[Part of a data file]
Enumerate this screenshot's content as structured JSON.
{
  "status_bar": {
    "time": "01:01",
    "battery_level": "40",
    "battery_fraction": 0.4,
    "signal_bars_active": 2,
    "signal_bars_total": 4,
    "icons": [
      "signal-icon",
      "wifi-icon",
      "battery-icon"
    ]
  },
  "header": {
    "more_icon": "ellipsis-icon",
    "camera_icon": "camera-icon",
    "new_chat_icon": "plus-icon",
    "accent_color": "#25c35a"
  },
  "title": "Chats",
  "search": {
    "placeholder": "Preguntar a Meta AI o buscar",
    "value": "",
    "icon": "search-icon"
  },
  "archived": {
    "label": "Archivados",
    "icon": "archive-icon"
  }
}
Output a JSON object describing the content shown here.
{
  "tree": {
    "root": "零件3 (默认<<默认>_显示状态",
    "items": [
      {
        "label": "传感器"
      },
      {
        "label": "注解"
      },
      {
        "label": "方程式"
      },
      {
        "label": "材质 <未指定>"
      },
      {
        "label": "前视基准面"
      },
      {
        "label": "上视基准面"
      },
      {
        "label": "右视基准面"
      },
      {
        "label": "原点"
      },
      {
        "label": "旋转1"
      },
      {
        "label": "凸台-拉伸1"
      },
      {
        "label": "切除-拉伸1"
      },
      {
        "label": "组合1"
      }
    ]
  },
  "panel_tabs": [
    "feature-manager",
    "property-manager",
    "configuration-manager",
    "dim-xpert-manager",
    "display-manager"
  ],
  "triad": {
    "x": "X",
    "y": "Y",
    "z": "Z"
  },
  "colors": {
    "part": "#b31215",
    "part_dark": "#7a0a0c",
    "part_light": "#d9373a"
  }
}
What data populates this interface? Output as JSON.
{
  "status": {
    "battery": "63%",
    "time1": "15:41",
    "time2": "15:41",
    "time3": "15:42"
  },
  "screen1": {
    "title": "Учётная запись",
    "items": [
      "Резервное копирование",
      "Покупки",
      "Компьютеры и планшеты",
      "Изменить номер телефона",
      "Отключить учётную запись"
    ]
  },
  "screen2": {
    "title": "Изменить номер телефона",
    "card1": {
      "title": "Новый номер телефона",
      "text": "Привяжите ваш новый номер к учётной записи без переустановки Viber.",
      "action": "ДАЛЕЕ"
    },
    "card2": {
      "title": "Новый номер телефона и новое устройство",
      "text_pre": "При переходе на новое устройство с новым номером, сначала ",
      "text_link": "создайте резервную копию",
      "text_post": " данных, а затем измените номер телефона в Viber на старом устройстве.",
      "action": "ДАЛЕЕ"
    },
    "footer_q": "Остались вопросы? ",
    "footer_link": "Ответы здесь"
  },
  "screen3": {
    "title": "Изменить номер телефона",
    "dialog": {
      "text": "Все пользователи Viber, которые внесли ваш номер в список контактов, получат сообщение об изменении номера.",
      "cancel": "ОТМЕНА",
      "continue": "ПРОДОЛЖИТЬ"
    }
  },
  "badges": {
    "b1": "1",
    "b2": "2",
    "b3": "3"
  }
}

◆ The problem ◆
Extract each line holding the string "телефона".

◆ Task response ◆
      "Изменить номер телефона",
    "title": "Изменить номер телефона",
      "title": "Новый номер телефона",
      "title": "Новый номер телефона и новое устройство",
      "text_post": " данных, а затем измените номер телефона в Viber на старом устройстве.",
    "title": "Изменить номер телефона",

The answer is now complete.